What is being asked |
Below are the records; collect from them each line containing the string "局属中小学".

Source data |
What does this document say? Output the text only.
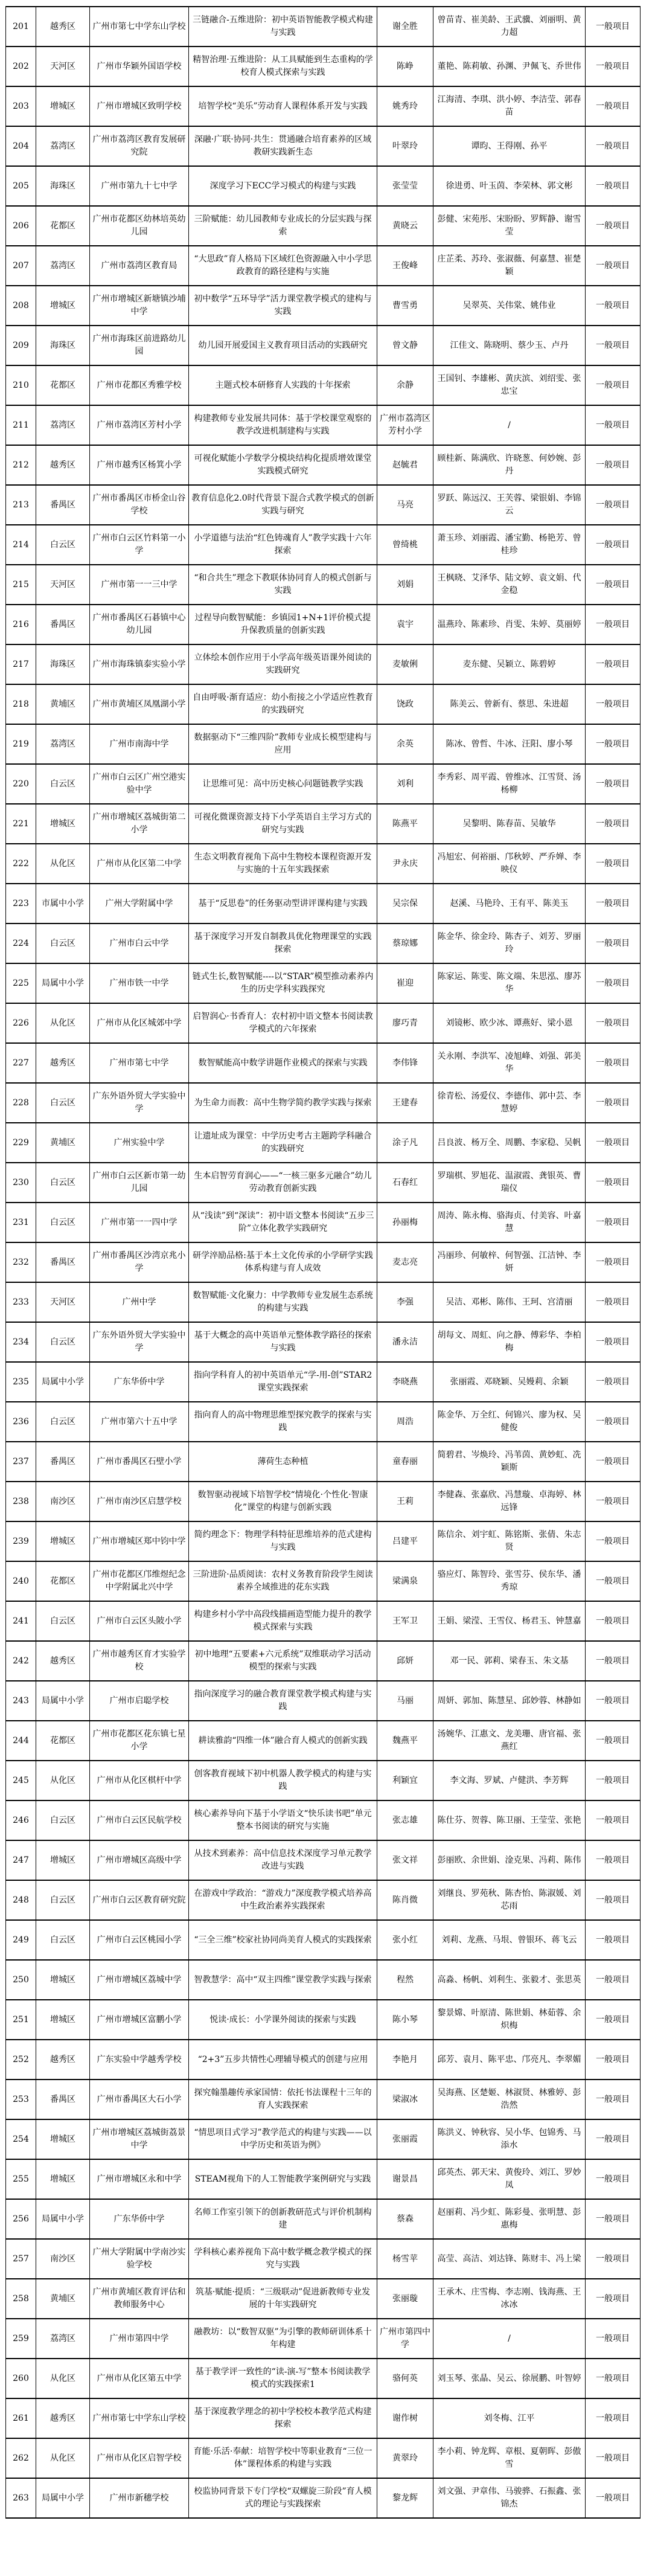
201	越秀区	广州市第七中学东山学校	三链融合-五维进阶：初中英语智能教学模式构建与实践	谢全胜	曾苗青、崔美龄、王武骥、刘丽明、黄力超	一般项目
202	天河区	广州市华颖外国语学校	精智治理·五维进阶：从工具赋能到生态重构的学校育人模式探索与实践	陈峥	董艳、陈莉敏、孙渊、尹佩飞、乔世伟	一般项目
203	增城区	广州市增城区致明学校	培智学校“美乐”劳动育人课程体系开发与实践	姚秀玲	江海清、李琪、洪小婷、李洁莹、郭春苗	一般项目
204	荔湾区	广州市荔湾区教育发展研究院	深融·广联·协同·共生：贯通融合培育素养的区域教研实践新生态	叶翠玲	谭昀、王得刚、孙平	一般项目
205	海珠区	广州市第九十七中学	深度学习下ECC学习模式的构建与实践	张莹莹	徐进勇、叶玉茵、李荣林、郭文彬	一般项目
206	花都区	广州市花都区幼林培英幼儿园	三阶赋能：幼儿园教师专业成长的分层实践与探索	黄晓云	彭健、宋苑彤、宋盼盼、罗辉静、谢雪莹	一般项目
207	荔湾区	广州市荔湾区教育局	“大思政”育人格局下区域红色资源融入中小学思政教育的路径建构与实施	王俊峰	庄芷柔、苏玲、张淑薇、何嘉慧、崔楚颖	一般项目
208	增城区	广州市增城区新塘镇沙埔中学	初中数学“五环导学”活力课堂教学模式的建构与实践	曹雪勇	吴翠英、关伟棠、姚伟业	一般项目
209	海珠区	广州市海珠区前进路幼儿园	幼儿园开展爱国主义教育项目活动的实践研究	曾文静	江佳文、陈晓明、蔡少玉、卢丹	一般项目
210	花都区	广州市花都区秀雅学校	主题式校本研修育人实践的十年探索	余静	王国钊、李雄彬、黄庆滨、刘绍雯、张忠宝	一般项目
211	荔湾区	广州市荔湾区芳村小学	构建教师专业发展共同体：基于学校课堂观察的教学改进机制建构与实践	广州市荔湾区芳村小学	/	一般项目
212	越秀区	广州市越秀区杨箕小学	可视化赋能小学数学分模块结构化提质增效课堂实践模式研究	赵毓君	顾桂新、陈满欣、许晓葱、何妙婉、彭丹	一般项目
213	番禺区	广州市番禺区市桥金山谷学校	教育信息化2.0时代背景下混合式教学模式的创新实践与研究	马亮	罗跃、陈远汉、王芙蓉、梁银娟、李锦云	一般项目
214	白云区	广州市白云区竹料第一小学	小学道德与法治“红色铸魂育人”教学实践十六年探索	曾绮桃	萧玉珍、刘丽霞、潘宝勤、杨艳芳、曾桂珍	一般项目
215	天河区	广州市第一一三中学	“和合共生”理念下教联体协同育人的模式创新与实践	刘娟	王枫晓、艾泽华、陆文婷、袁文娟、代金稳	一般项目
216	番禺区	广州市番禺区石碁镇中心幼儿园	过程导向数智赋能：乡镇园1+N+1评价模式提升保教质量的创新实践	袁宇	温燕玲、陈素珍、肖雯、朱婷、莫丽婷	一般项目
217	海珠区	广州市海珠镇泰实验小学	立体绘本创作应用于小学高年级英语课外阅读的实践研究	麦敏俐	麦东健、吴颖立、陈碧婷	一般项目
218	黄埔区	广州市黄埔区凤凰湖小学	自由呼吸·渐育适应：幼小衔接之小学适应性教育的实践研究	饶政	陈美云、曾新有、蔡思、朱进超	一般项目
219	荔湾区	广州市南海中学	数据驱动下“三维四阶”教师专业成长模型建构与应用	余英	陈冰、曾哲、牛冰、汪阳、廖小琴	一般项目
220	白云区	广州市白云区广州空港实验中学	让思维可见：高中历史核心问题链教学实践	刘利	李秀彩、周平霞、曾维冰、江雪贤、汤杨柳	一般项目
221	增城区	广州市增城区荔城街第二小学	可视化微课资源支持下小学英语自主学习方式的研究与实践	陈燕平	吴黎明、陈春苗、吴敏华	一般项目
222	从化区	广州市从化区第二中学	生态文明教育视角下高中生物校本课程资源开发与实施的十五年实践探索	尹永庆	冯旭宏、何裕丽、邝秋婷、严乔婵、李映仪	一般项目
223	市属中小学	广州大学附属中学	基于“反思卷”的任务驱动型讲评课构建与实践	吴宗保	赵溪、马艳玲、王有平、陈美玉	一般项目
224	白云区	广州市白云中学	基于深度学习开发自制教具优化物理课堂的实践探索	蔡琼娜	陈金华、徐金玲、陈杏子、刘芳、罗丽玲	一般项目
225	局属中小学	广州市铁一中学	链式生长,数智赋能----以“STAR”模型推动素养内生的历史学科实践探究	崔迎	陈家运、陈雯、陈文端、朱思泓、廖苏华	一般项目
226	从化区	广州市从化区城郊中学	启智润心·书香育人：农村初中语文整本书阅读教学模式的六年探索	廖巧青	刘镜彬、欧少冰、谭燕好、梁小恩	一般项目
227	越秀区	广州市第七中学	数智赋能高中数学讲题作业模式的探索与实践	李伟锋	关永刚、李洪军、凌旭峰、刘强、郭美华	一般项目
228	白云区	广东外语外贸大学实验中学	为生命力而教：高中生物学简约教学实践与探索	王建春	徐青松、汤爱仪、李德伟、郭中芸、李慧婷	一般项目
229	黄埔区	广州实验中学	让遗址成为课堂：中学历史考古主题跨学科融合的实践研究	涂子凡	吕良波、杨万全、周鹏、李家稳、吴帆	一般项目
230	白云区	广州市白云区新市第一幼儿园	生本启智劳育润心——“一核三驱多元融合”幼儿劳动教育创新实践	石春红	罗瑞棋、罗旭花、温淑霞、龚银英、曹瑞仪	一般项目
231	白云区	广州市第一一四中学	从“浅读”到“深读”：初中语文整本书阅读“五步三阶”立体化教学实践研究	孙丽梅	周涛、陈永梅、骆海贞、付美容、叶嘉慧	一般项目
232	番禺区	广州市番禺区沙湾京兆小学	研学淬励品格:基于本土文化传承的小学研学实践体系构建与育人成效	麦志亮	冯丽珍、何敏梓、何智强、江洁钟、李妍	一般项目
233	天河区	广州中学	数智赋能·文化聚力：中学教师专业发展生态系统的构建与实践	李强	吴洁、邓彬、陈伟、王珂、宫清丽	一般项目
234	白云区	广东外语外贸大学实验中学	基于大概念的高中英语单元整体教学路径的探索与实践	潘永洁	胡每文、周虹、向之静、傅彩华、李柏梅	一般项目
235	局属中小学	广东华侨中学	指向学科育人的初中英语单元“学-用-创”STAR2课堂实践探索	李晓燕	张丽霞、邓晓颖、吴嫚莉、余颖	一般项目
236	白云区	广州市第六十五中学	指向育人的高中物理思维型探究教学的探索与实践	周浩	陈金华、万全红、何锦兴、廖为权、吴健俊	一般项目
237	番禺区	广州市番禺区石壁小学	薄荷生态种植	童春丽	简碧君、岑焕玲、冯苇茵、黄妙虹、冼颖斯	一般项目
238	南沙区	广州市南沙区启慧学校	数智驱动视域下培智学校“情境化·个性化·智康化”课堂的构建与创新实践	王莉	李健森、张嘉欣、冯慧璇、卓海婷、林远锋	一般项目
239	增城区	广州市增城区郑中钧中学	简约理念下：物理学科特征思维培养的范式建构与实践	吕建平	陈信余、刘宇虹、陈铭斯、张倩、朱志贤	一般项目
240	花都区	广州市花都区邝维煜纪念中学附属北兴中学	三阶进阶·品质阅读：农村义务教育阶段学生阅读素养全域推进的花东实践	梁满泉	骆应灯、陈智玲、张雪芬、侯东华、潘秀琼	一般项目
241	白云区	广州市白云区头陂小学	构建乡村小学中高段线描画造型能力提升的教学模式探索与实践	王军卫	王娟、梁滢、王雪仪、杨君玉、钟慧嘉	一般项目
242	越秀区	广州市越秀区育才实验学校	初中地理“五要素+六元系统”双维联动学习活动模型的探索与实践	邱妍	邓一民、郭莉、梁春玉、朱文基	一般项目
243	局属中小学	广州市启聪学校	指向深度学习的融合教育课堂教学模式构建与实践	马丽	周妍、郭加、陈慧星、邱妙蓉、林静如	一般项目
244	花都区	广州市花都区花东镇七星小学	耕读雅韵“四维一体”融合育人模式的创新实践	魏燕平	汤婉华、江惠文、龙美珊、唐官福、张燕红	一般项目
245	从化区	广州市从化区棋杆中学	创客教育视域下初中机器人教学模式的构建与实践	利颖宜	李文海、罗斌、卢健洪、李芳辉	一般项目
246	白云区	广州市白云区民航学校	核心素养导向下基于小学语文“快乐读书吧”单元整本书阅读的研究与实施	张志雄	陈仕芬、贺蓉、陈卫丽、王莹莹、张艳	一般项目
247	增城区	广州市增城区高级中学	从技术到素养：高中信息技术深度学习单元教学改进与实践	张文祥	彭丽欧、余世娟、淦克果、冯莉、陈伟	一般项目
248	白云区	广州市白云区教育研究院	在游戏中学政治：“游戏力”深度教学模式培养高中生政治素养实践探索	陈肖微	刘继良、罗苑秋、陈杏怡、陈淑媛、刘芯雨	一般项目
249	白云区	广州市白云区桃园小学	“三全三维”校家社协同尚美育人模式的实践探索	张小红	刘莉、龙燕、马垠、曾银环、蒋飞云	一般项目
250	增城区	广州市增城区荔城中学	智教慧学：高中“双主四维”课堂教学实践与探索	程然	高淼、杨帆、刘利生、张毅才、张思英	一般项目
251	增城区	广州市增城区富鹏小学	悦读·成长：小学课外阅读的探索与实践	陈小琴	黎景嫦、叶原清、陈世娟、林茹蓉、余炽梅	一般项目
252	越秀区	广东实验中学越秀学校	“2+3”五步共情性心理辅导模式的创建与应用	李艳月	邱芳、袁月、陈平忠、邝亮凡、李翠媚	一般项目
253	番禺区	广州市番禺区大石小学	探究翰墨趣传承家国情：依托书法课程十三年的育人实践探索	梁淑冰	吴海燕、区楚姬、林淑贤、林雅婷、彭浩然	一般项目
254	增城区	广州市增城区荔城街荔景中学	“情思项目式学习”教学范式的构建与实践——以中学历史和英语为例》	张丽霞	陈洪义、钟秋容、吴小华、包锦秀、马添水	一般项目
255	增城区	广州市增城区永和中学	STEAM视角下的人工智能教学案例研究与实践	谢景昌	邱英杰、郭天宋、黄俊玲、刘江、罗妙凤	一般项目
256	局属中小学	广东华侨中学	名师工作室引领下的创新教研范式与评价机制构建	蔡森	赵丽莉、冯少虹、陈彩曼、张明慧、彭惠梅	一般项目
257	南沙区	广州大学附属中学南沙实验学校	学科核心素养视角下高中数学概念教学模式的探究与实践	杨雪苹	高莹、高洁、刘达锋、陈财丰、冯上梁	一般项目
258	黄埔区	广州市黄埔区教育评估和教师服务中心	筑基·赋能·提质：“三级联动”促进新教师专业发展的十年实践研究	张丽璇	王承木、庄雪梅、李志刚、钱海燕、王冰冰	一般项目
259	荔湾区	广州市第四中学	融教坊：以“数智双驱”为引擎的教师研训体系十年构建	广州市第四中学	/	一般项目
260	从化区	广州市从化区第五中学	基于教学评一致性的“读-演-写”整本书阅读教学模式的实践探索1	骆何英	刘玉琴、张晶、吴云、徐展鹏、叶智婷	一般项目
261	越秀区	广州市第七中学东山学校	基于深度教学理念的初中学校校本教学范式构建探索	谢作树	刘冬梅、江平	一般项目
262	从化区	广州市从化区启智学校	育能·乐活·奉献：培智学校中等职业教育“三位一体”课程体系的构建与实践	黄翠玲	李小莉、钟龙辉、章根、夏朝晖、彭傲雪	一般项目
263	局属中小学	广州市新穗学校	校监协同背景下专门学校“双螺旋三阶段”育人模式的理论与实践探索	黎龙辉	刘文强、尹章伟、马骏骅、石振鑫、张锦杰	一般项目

---

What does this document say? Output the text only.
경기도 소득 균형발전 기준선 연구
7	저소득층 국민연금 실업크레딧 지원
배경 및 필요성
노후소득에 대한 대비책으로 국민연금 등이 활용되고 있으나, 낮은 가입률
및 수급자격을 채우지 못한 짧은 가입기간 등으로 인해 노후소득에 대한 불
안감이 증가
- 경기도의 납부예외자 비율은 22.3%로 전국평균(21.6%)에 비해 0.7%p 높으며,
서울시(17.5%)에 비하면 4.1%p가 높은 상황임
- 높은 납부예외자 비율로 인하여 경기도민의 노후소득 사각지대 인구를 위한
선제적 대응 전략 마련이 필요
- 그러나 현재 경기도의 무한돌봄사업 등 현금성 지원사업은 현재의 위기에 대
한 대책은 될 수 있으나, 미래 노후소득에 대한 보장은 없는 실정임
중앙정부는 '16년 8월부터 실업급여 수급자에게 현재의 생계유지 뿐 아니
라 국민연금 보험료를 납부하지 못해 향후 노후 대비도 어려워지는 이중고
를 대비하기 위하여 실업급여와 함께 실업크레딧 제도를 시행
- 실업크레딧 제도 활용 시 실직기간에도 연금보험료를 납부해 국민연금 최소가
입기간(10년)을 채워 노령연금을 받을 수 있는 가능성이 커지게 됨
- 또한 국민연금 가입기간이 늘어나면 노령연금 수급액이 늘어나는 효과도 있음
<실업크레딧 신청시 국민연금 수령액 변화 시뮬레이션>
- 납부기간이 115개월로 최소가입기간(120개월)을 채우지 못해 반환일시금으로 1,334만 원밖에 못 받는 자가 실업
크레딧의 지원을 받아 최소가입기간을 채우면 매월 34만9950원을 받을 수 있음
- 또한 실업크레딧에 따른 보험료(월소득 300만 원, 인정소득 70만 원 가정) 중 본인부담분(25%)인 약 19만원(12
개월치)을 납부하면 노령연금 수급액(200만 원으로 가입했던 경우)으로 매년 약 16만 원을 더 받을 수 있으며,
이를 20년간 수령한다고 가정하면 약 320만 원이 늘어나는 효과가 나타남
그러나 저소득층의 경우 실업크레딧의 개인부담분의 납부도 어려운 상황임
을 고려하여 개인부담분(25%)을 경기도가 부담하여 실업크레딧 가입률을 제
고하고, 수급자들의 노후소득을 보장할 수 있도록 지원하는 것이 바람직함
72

Finished answer |
225	局属中小学	广州市铁一中学	链式生长,数智赋能----以“STAR”模型推动素养内生的历史学科实践探究	崔迎	陈家运、陈雯、陈文端、朱思泓、廖苏华	一般项目
235	局属中小学	广东华侨中学	指向学科育人的初中英语单元“学-用-创”STAR2课堂实践探索	李晓燕	张丽霞、邓晓颖、吴嫚莉、余颖	一般项目
243	局属中小学	广州市启聪学校	指向深度学习的融合教育课堂教学模式构建与实践	马丽	周妍、郭加、陈慧星、邱妙蓉、林静如	一般项目
256	局属中小学	广东华侨中学	名师工作室引领下的创新教研范式与评价机制构建	蔡森	赵丽莉、冯少虹、陈彩曼、张明慧、彭惠梅	一般项目
263	局属中小学	广州市新穗学校	校监协同背景下专门学校“双螺旋三阶段”育人模式的理论与实践探索	黎龙辉	刘文强、尹章伟、马骏骅、石振鑫、张锦杰	一般项目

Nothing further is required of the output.